• Source material

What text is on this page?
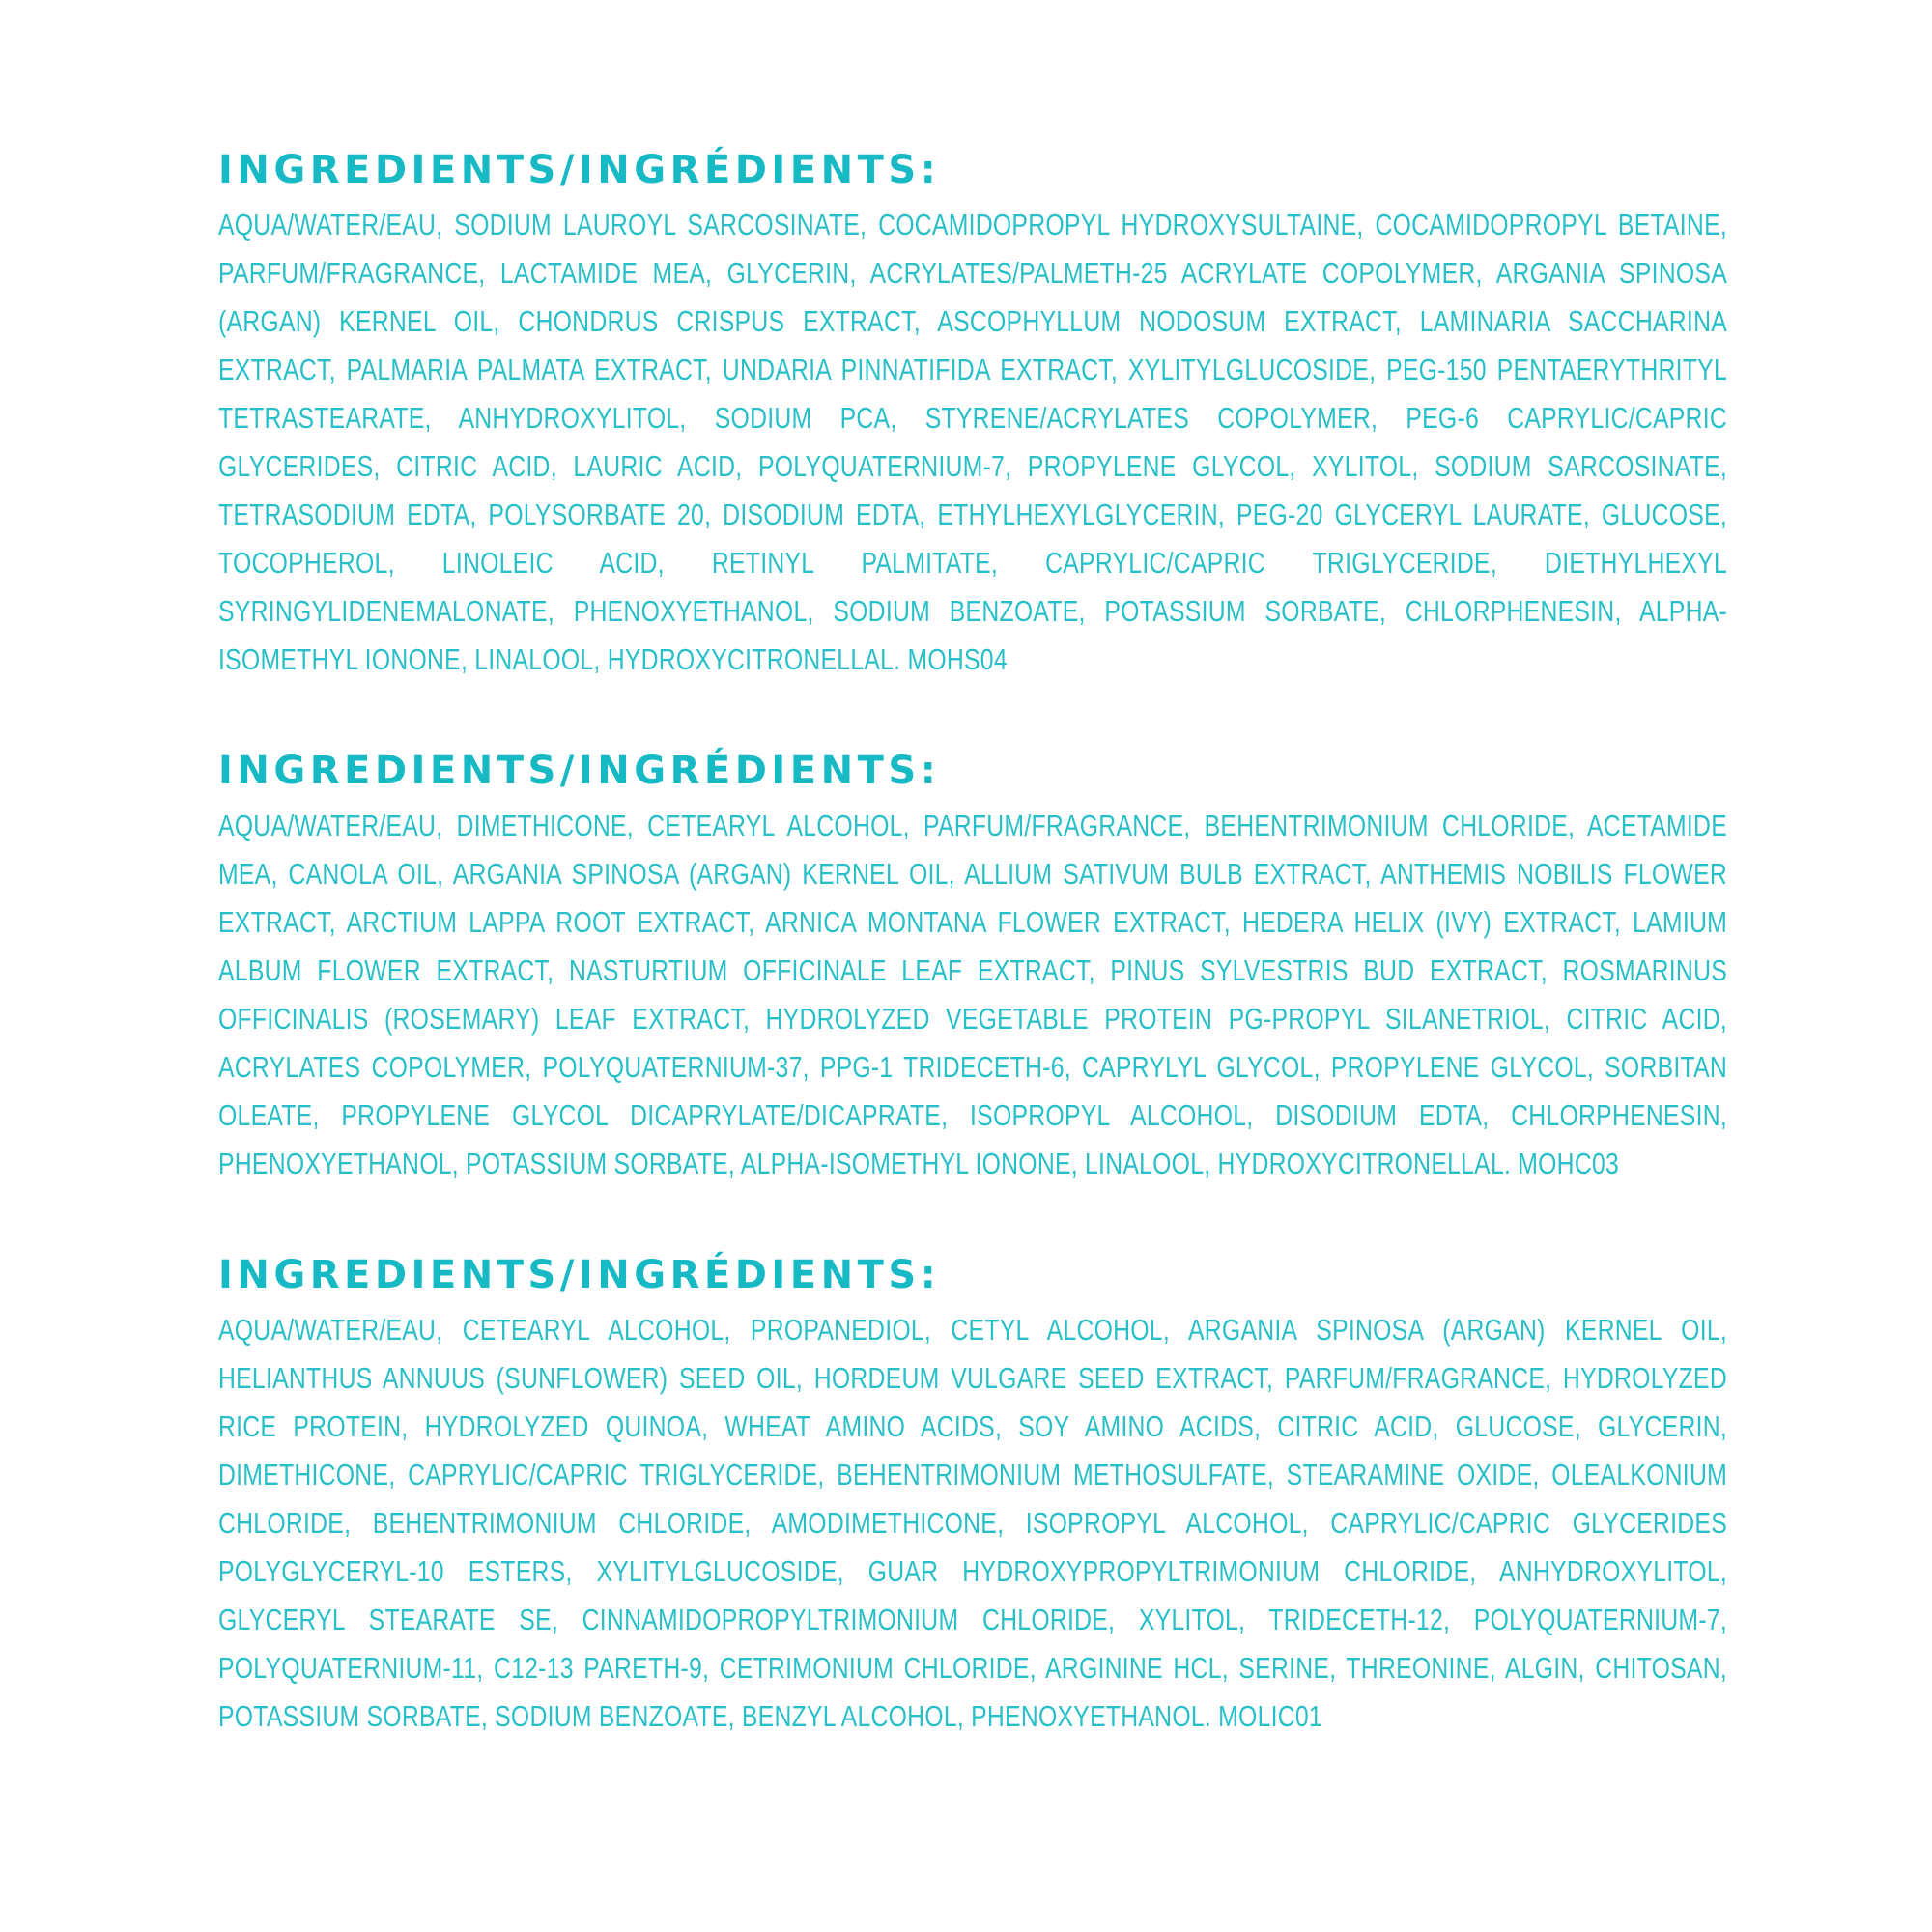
INGREDIENTS/INGRÉDIENTS:

AQUA/WATER/EAU, SODIUM LAUROYL SARCOSINATE, COCAMIDOPROPYL HYDROXYSULTAINE, COCAMIDOPROPYL BETAINE, PARFUM/FRAGRANCE, LACTAMIDE MEA, GLYCERIN, ACRYLATES/PALMETH-25 ACRYLATE COPOLYMER, ARGANIA SPINOSA (ARGAN) KERNEL OIL, CHONDRUS CRISPUS EXTRACT, ASCOPHYLLUM NODOSUM EXTRACT, LAMINARIA SACCHARINA EXTRACT, PALMARIA PALMATA EXTRACT, UNDARIA PINNATIFIDA EXTRACT, XYLITYLGLUCOSIDE, PEG-150 PENTAERYTHRITYL TETRASTEARATE, ANHYDROXYLITOL, SODIUM PCA, STYRENE/ACRYLATES COPOLYMER, PEG-6 CAPRYLIC/CAPRIC GLYCERIDES, CITRIC ACID, LAURIC ACID, POLYQUATERNIUM-7, PROPYLENE GLYCOL, XYLITOL, SODIUM SARCOSINATE, TETRASODIUM EDTA, POLYSORBATE 20, DISODIUM EDTA, ETHYLHEXYLGLYCERIN, PEG-20 GLYCERYL LAURATE, GLUCOSE, TOCOPHEROL, LINOLEIC ACID, RETINYL PALMITATE, CAPRYLIC/CAPRIC TRIGLYCERIDE, DIETHYLHEXYL SYRINGYLIDENEMALONATE, PHENOXYETHANOL, SODIUM BENZOATE, POTASSIUM SORBATE, CHLORPHENESIN, ALPHA-ISOMETHYL IONONE, LINALOOL, HYDROXYCITRONELLAL. MOHS04

INGREDIENTS/INGRÉDIENTS:

AQUA/WATER/EAU, DIMETHICONE, CETEARYL ALCOHOL, PARFUM/FRAGRANCE, BEHENTRIMONIUM CHLORIDE, ACETAMIDE MEA, CANOLA OIL, ARGANIA SPINOSA (ARGAN) KERNEL OIL, ALLIUM SATIVUM BULB EXTRACT, ANTHEMIS NOBILIS FLOWER EXTRACT, ARCTIUM LAPPA ROOT EXTRACT, ARNICA MONTANA FLOWER EXTRACT, HEDERA HELIX (IVY) EXTRACT, LAMIUM ALBUM FLOWER EXTRACT, NASTURTIUM OFFICINALE LEAF EXTRACT, PINUS SYLVESTRIS BUD EXTRACT, ROSMARINUS OFFICINALIS (ROSEMARY) LEAF EXTRACT, HYDROLYZED VEGETABLE PROTEIN PG-PROPYL SILANETRIOL, CITRIC ACID, ACRYLATES COPOLYMER, POLYQUATERNIUM-37, PPG-1 TRIDECETH-6, CAPRYLYL GLYCOL, PROPYLENE GLYCOL, SORBITAN OLEATE, PROPYLENE GLYCOL DICAPRYLATE/DICAPRATE, ISOPROPYL ALCOHOL, DISODIUM EDTA, CHLORPHENESIN, PHENOXYETHANOL, POTASSIUM SORBATE, ALPHA-ISOMETHYL IONONE, LINALOOL, HYDROXYCITRONELLAL. MOHC03

INGREDIENTS/INGRÉDIENTS:

AQUA/WATER/EAU, CETEARYL ALCOHOL, PROPANEDIOL, CETYL ALCOHOL, ARGANIA SPINOSA (ARGAN) KERNEL OIL, HELIANTHUS ANNUUS (SUNFLOWER) SEED OIL, HORDEUM VULGARE SEED EXTRACT, PARFUM/FRAGRANCE, HYDROLYZED RICE PROTEIN, HYDROLYZED QUINOA, WHEAT AMINO ACIDS, SOY AMINO ACIDS, CITRIC ACID, GLUCOSE, GLYCERIN, DIMETHICONE, CAPRYLIC/CAPRIC TRIGLYCERIDE, BEHENTRIMONIUM METHOSULFATE, STEARAMINE OXIDE, OLEALKONIUM CHLORIDE, BEHENTRIMONIUM CHLORIDE, AMODIMETHICONE, ISOPROPYL ALCOHOL, CAPRYLIC/CAPRIC GLYCERIDES POLYGLYCERYL-10 ESTERS, XYLITYLGLUCOSIDE, GUAR HYDROXYPROPYLTRIMONIUM CHLORIDE, ANHYDROXYLITOL, GLYCERYL STEARATE SE, CINNAMIDOPROPYLTRIMONIUM CHLORIDE, XYLITOL, TRIDECETH-12, POLYQUATERNIUM-7, POLYQUATERNIUM-11, C12-13 PARETH-9, CETRIMONIUM CHLORIDE, ARGININE HCL, SERINE, THREONINE, ALGIN, CHITOSAN, POTASSIUM SORBATE, SODIUM BENZOATE, BENZYL ALCOHOL, PHENOXYETHANOL. MOLIC01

• Your goal
Return every line above word for word, minus images.

• Final answer
What text is on this page?
INGREDIENTS/INGRÉDIENTS:

AQUA/WATER/EAU, SODIUM LAUROYL SARCOSINATE, COCAMIDOPROPYL HYDROXYSULTAINE, COCAMIDOPROPYL BETAINE, PARFUM/FRAGRANCE, LACTAMIDE MEA, GLYCERIN, ACRYLATES/PALMETH-25 ACRYLATE COPOLYMER, ARGANIA SPINOSA (ARGAN) KERNEL OIL, CHONDRUS CRISPUS EXTRACT, ASCOPHYLLUM NODOSUM EXTRACT, LAMINARIA SACCHARINA EXTRACT, PALMARIA PALMATA EXTRACT, UNDARIA PINNATIFIDA EXTRACT, XYLITYLGLUCOSIDE, PEG-150 PENTAERYTHRITYL TETRASTEARATE, ANHYDROXYLITOL, SODIUM PCA, STYRENE/ACRYLATES COPOLYMER, PEG-6 CAPRYLIC/CAPRIC GLYCERIDES, CITRIC ACID, LAURIC ACID, POLYQUATERNIUM-7, PROPYLENE GLYCOL, XYLITOL, SODIUM SARCOSINATE, TETRASODIUM EDTA, POLYSORBATE 20, DISODIUM EDTA, ETHYLHEXYLGLYCERIN, PEG-20 GLYCERYL LAURATE, GLUCOSE, TOCOPHEROL, LINOLEIC ACID, RETINYL PALMITATE, CAPRYLIC/CAPRIC TRIGLYCERIDE, DIETHYLHEXYL SYRINGYLIDENEMALONATE, PHENOXYETHANOL, SODIUM BENZOATE, POTASSIUM SORBATE, CHLORPHENESIN, ALPHA-ISOMETHYL IONONE, LINALOOL, HYDROXYCITRONELLAL. MOHS04

INGREDIENTS/INGRÉDIENTS:

AQUA/WATER/EAU, DIMETHICONE, CETEARYL ALCOHOL, PARFUM/FRAGRANCE, BEHENTRIMONIUM CHLORIDE, ACETAMIDE MEA, CANOLA OIL, ARGANIA SPINOSA (ARGAN) KERNEL OIL, ALLIUM SATIVUM BULB EXTRACT, ANTHEMIS NOBILIS FLOWER EXTRACT, ARCTIUM LAPPA ROOT EXTRACT, ARNICA MONTANA FLOWER EXTRACT, HEDERA HELIX (IVY) EXTRACT, LAMIUM ALBUM FLOWER EXTRACT, NASTURTIUM OFFICINALE LEAF EXTRACT, PINUS SYLVESTRIS BUD EXTRACT, ROSMARINUS OFFICINALIS (ROSEMARY) LEAF EXTRACT, HYDROLYZED VEGETABLE PROTEIN PG-PROPYL SILANETRIOL, CITRIC ACID, ACRYLATES COPOLYMER, POLYQUATERNIUM-37, PPG-1 TRIDECETH-6, CAPRYLYL GLYCOL, PROPYLENE GLYCOL, SORBITAN OLEATE, PROPYLENE GLYCOL DICAPRYLATE/DICAPRATE, ISOPROPYL ALCOHOL, DISODIUM EDTA, CHLORPHENESIN, PHENOXYETHANOL, POTASSIUM SORBATE, ALPHA-ISOMETHYL IONONE, LINALOOL, HYDROXYCITRONELLAL. MOHC03

INGREDIENTS/INGRÉDIENTS:

AQUA/WATER/EAU, CETEARYL ALCOHOL, PROPANEDIOL, CETYL ALCOHOL, ARGANIA SPINOSA (ARGAN) KERNEL OIL, HELIANTHUS ANNUUS (SUNFLOWER) SEED OIL, HORDEUM VULGARE SEED EXTRACT, PARFUM/FRAGRANCE, HYDROLYZED RICE PROTEIN, HYDROLYZED QUINOA, WHEAT AMINO ACIDS, SOY AMINO ACIDS, CITRIC ACID, GLUCOSE, GLYCERIN, DIMETHICONE, CAPRYLIC/CAPRIC TRIGLYCERIDE, BEHENTRIMONIUM METHOSULFATE, STEARAMINE OXIDE, OLEALKONIUM CHLORIDE, BEHENTRIMONIUM CHLORIDE, AMODIMETHICONE, ISOPROPYL ALCOHOL, CAPRYLIC/CAPRIC GLYCERIDES POLYGLYCERYL-10 ESTERS, XYLITYLGLUCOSIDE, GUAR HYDROXYPROPYLTRIMONIUM CHLORIDE, ANHYDROXYLITOL, GLYCERYL STEARATE SE, CINNAMIDOPROPYLTRIMONIUM CHLORIDE, XYLITOL, TRIDECETH-12, POLYQUATERNIUM-7, POLYQUATERNIUM-11, C12-13 PARETH-9, CETRIMONIUM CHLORIDE, ARGININE HCL, SERINE, THREONINE, ALGIN, CHITOSAN, POTASSIUM SORBATE, SODIUM BENZOATE, BENZYL ALCOHOL, PHENOXYETHANOL. MOLIC01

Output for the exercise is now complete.